Count how many lines hold the string "this", and give only that number.

**Supplied records**
....

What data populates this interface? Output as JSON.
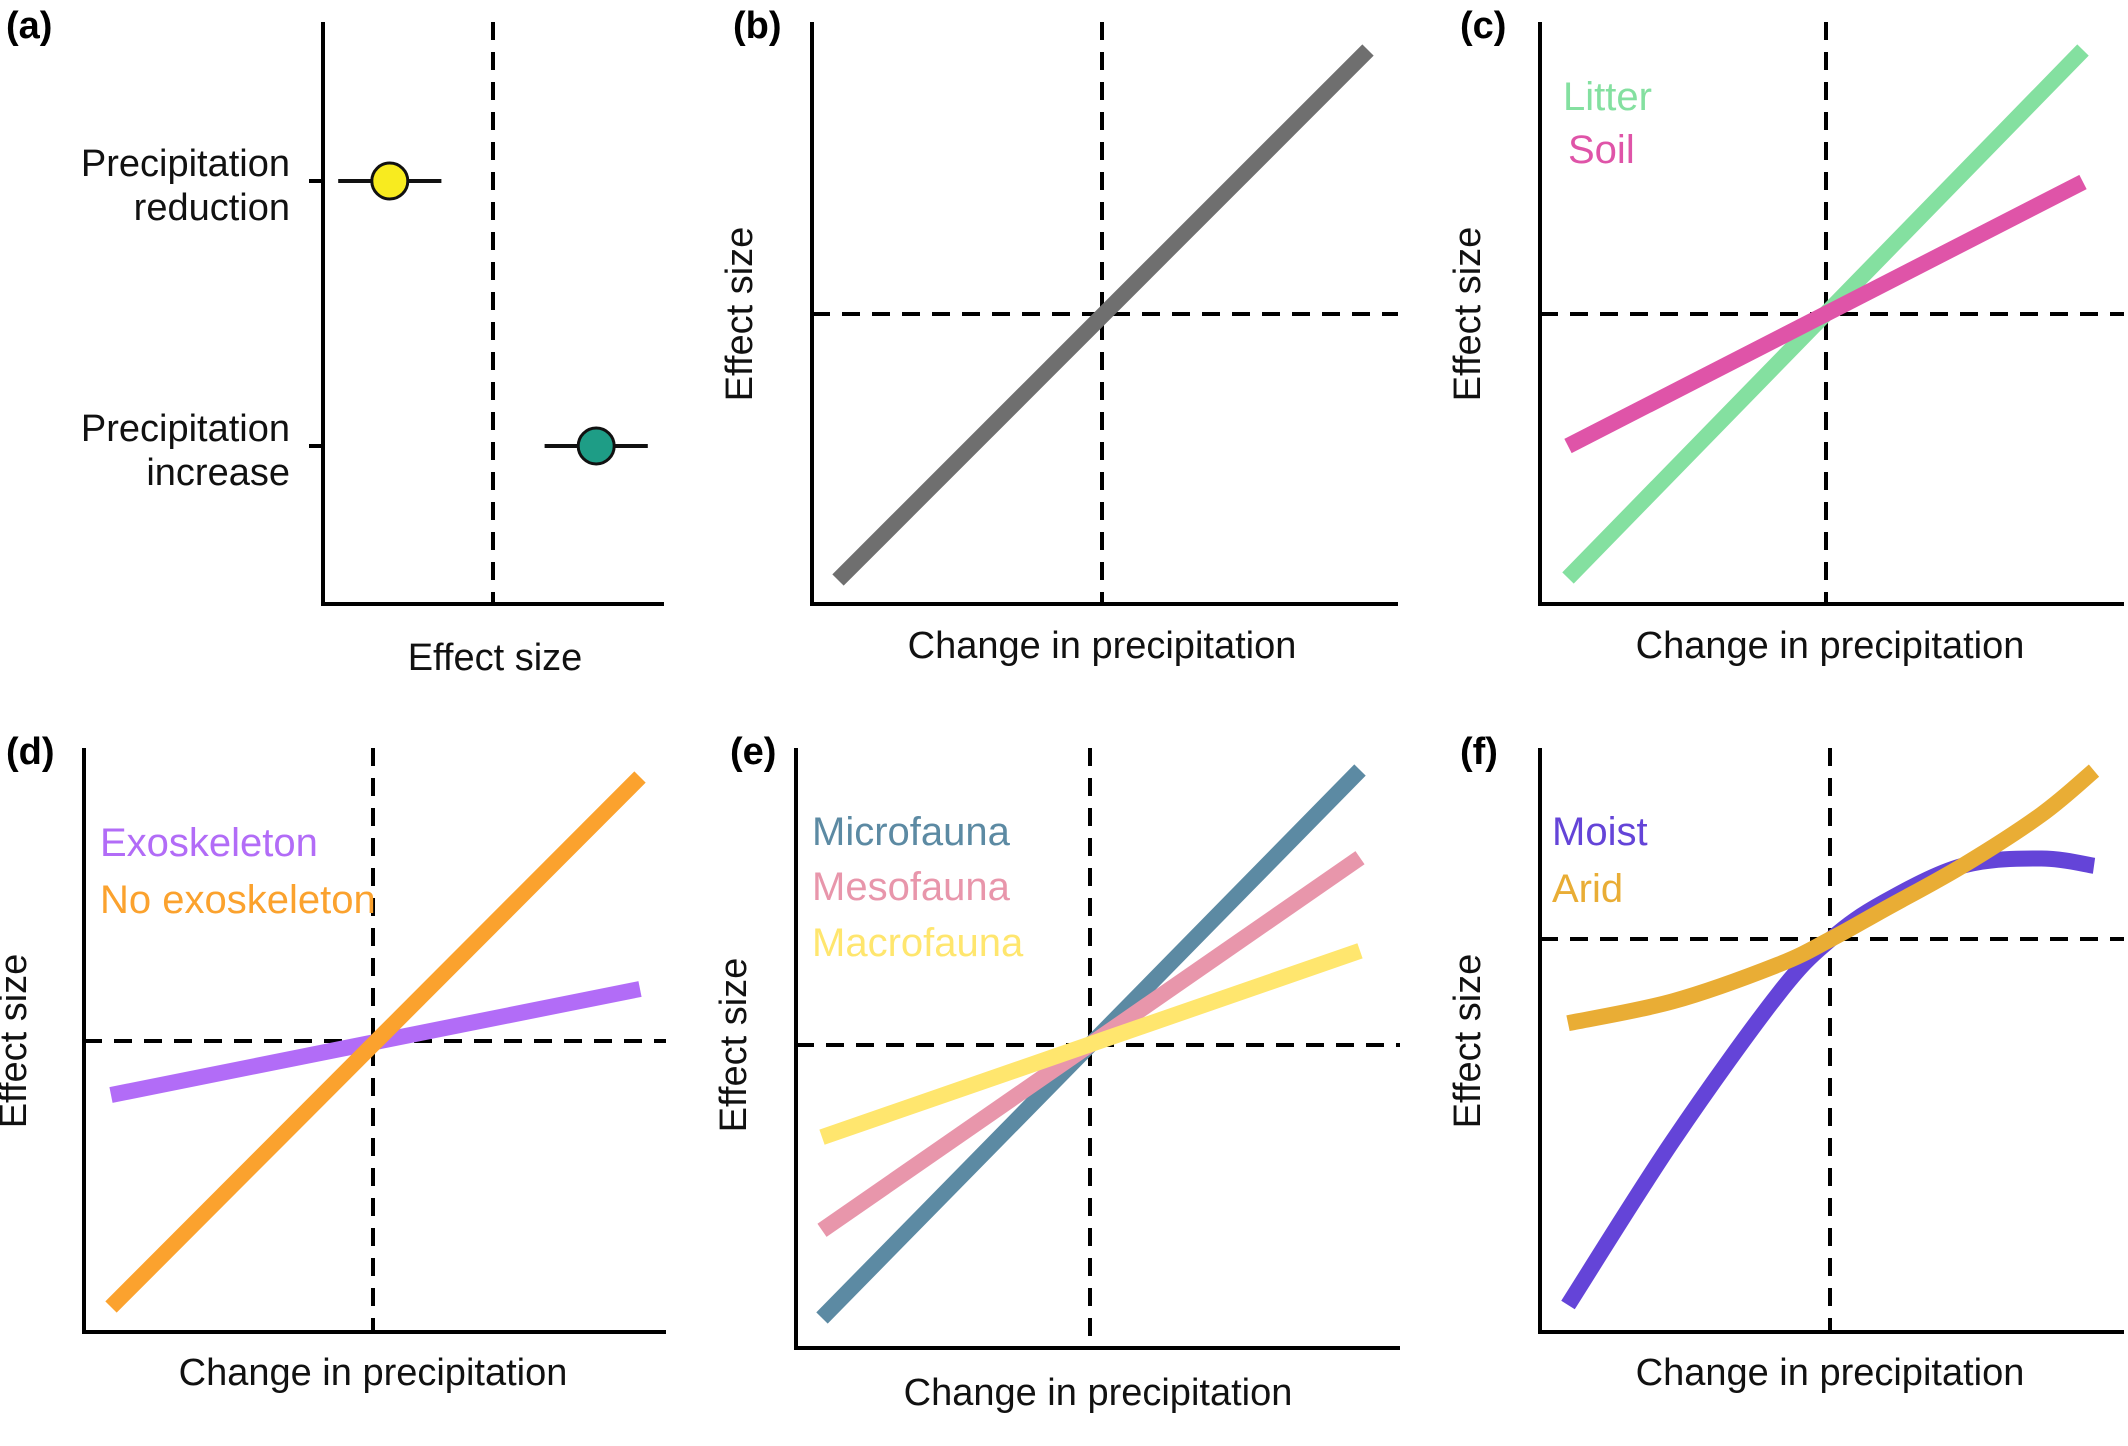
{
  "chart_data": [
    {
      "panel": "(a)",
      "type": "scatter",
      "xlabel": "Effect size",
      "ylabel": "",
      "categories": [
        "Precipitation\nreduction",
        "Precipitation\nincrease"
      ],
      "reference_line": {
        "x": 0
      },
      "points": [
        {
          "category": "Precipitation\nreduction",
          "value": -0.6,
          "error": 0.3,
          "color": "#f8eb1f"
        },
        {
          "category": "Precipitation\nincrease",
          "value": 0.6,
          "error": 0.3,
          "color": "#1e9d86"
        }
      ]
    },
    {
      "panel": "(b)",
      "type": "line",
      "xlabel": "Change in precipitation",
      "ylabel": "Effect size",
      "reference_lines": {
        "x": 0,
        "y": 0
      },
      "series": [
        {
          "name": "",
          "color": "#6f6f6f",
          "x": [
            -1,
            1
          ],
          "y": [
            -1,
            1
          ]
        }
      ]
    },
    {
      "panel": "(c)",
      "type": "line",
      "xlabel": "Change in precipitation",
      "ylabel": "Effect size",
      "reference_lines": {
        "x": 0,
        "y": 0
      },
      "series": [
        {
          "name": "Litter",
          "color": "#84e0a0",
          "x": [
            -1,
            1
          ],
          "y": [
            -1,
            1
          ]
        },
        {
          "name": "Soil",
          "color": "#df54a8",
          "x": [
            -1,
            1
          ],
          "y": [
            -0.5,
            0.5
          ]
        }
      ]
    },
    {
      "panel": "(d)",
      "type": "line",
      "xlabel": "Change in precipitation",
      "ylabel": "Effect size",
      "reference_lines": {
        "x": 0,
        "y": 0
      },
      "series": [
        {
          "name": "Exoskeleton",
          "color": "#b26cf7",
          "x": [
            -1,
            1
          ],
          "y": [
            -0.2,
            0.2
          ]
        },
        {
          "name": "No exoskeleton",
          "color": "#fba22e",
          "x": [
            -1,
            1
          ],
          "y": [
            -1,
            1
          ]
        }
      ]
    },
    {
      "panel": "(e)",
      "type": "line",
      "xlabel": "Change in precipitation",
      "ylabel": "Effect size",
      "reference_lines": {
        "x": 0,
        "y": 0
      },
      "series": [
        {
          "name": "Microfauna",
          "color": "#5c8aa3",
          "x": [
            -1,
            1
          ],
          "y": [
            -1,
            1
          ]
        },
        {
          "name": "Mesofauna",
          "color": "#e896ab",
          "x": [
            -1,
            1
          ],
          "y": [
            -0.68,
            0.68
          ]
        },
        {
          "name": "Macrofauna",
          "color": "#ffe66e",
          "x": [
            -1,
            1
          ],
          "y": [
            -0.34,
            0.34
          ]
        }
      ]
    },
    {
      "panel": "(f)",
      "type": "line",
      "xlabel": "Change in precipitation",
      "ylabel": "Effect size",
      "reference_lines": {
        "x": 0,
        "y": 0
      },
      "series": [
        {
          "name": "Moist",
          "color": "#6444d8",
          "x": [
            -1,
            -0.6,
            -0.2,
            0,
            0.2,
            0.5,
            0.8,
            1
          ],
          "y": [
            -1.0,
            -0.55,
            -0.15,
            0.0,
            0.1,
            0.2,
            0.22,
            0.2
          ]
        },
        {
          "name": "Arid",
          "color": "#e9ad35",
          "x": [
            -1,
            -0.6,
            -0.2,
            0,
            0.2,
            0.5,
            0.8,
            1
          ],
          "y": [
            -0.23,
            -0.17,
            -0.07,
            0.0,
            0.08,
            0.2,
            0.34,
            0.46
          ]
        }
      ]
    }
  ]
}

....

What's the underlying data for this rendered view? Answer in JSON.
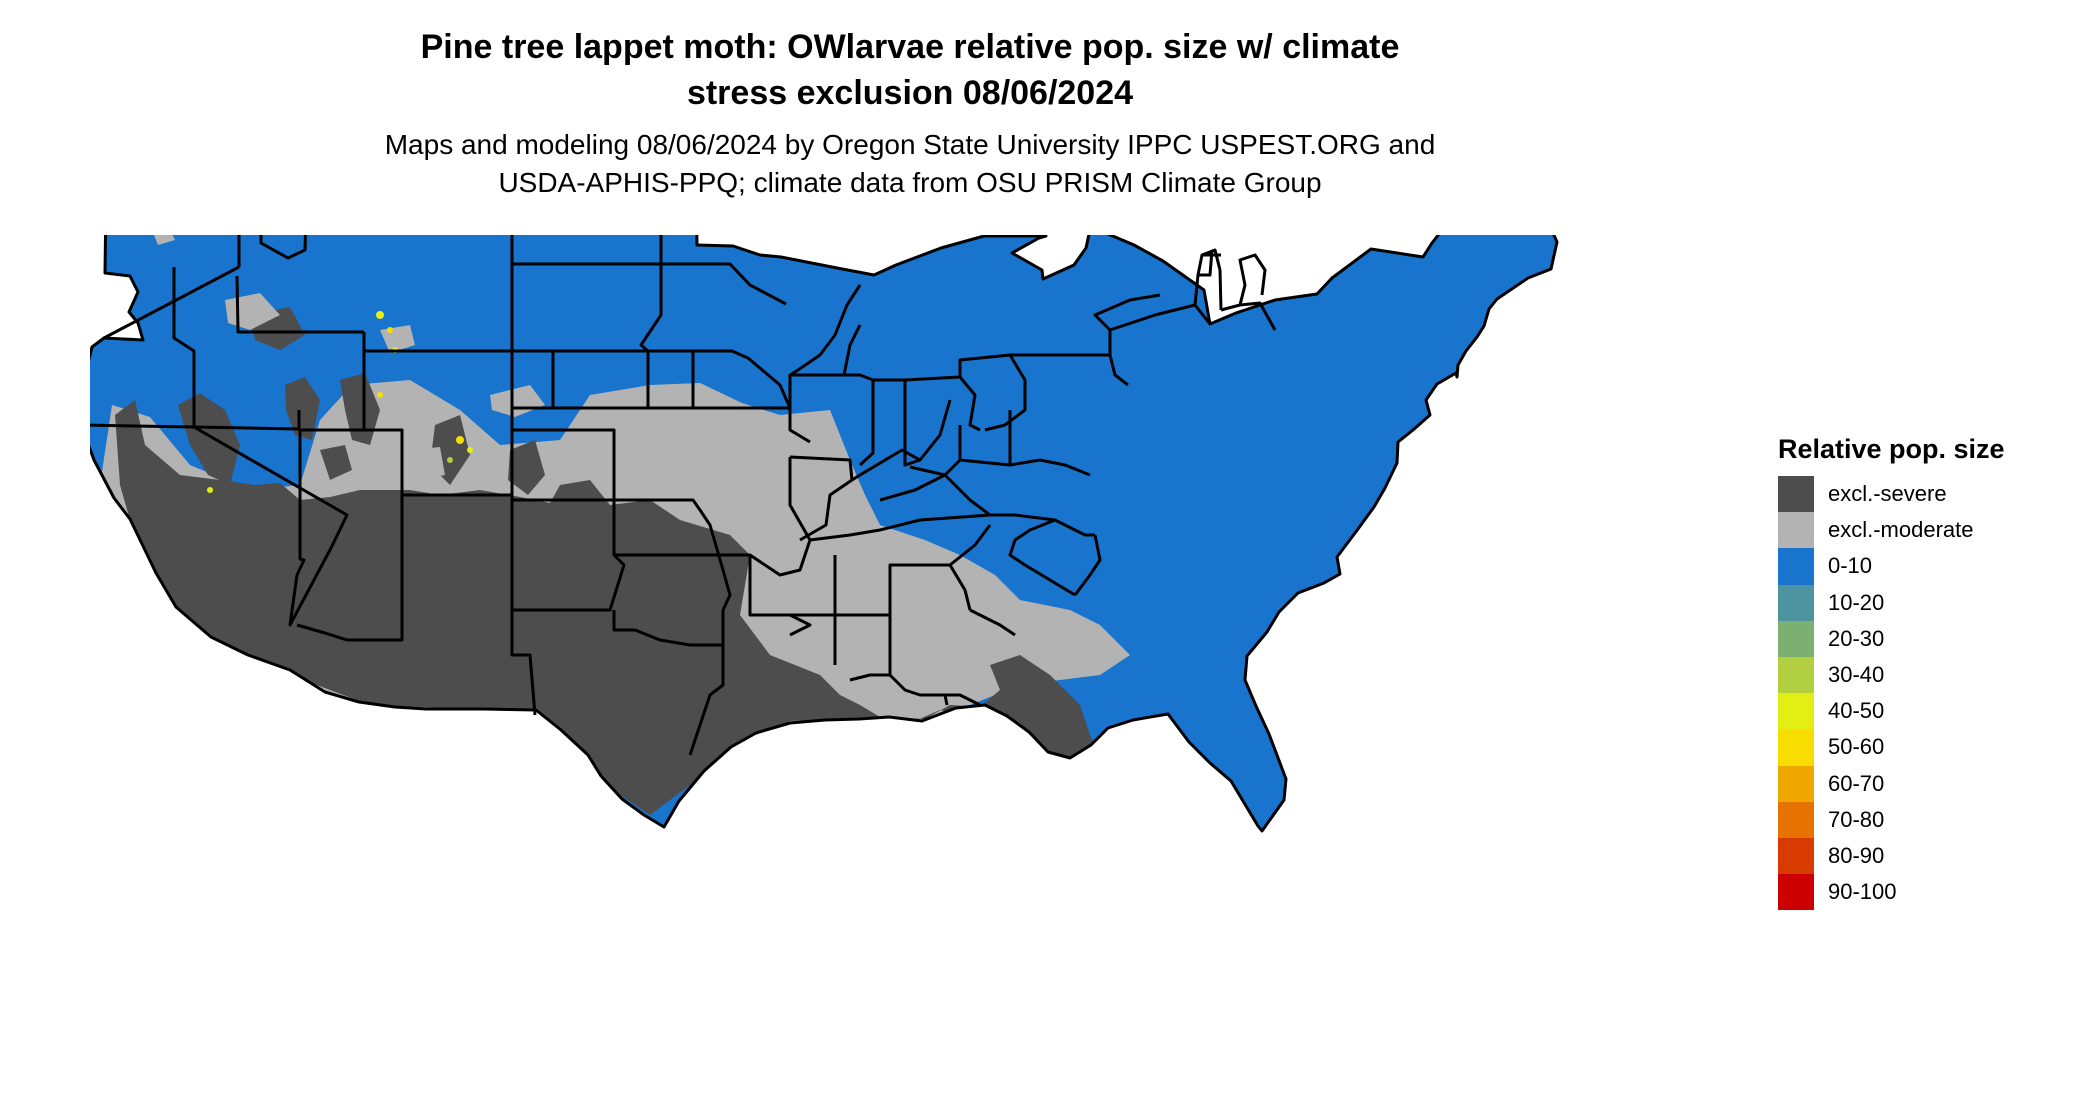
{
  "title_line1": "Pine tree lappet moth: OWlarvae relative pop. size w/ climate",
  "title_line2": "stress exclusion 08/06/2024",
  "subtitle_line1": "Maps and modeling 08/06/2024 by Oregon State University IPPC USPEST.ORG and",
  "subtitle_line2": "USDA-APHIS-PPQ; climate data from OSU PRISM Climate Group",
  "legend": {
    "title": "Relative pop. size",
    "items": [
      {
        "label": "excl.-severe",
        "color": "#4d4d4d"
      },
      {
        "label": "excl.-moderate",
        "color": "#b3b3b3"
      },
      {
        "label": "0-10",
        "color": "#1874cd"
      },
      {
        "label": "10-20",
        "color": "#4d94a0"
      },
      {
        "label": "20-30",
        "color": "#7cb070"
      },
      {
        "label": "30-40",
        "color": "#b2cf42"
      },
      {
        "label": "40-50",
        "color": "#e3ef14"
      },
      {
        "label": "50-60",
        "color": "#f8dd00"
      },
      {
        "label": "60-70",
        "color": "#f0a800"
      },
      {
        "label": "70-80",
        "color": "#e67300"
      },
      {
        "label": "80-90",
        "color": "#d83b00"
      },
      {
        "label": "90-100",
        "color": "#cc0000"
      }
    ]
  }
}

....

**The result**
2